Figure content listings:
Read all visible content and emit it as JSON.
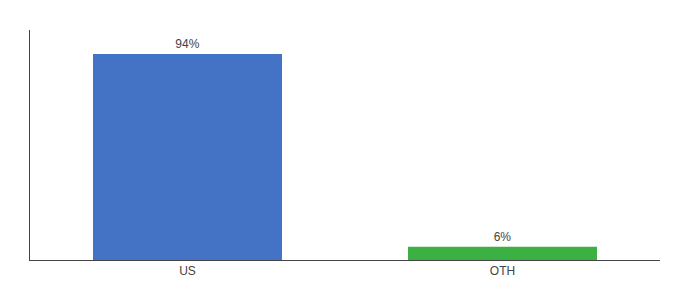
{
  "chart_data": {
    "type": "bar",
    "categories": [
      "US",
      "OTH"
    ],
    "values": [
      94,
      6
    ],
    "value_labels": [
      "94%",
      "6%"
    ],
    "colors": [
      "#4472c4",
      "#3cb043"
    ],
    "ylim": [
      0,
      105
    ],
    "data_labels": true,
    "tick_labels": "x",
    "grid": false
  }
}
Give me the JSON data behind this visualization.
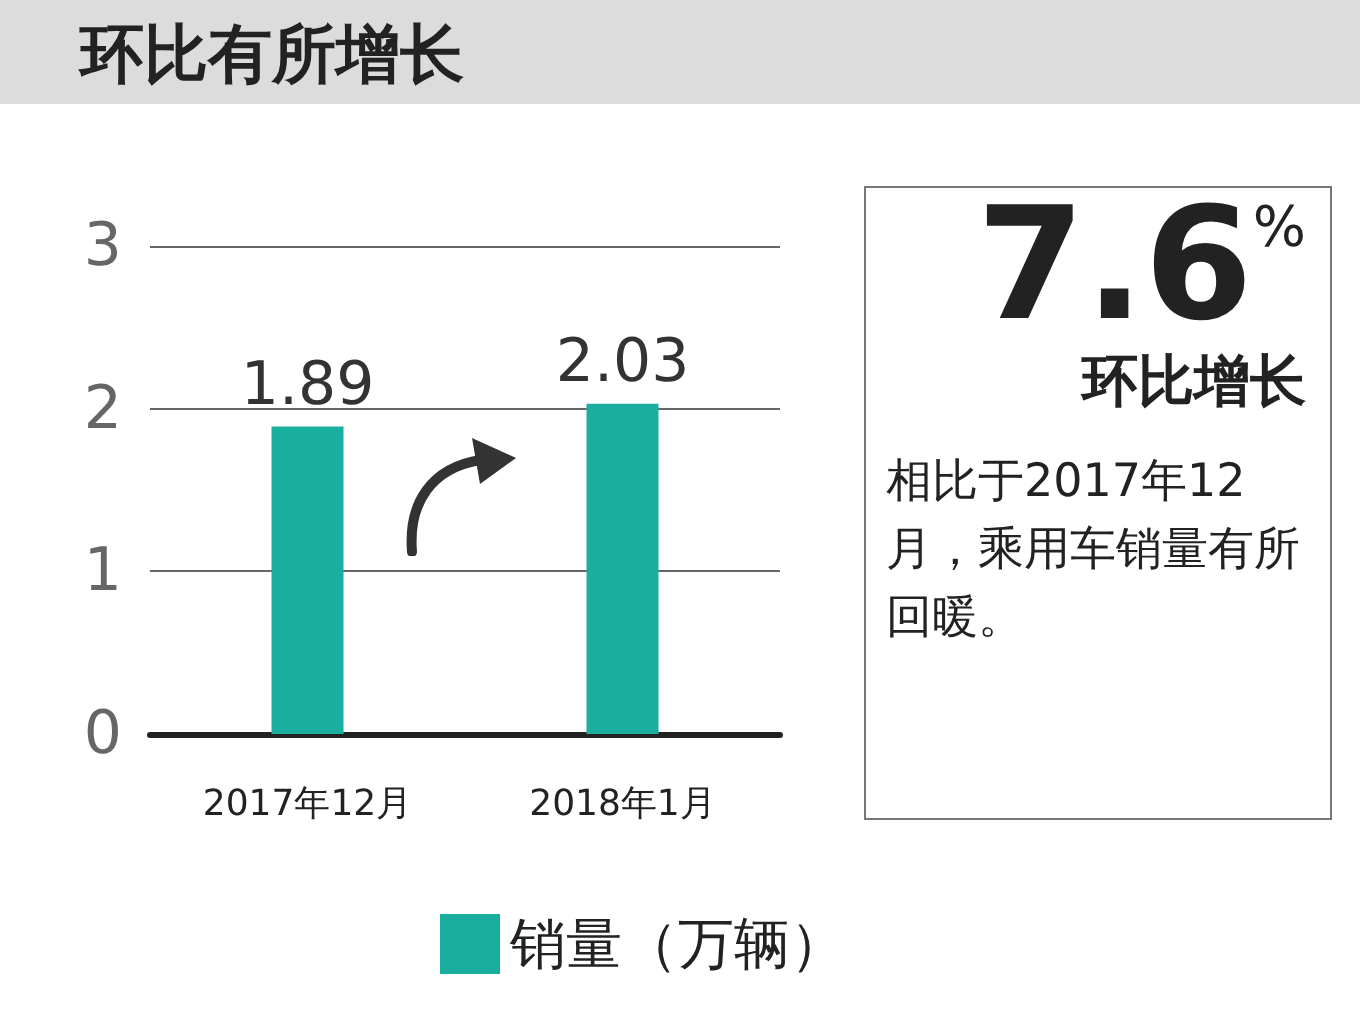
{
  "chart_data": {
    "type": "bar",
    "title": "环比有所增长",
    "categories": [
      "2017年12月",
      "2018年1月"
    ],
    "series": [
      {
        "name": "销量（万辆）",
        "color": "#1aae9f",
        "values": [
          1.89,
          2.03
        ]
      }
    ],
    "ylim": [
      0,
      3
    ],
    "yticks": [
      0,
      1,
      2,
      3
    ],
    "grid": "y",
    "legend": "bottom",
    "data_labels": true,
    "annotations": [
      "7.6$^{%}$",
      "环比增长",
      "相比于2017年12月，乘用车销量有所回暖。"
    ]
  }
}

**THE PROBLEM**
Exact duplication of all the records is required; pictures are omitted from the copy.

**RESPONSE TO THIS TASK**
Read all visible content and emit it as JSON.
{
  "chart_data": {
    "type": "bar",
    "categories": [
      "US",
      "OTH"
    ],
    "values": [
      94,
      6
    ],
    "value_labels": [
      "94%",
      "6%"
    ],
    "colors": [
      "#4472c4",
      "#3cb043"
    ],
    "ylim": [
      0,
      105
    ],
    "data_labels": true,
    "tick_labels": "x",
    "grid": false
  }
}
Give me the JSON data behind this visualization.
{
  "chart_data": {
    "type": "bar",
    "title": "环比有所增长",
    "categories": [
      "2017年12月",
      "2018年1月"
    ],
    "series": [
      {
        "name": "销量（万辆）",
        "color": "#1aae9f",
        "values": [
          1.89,
          2.03
        ]
      }
    ],
    "ylim": [
      0,
      3
    ],
    "yticks": [
      0,
      1,
      2,
      3
    ],
    "grid": "y",
    "legend": "bottom",
    "data_labels": true,
    "annotations": [
      "7.6$^{%}$",
      "环比增长",
      "相比于2017年12月，乘用车销量有所回暖。"
    ]
  }
}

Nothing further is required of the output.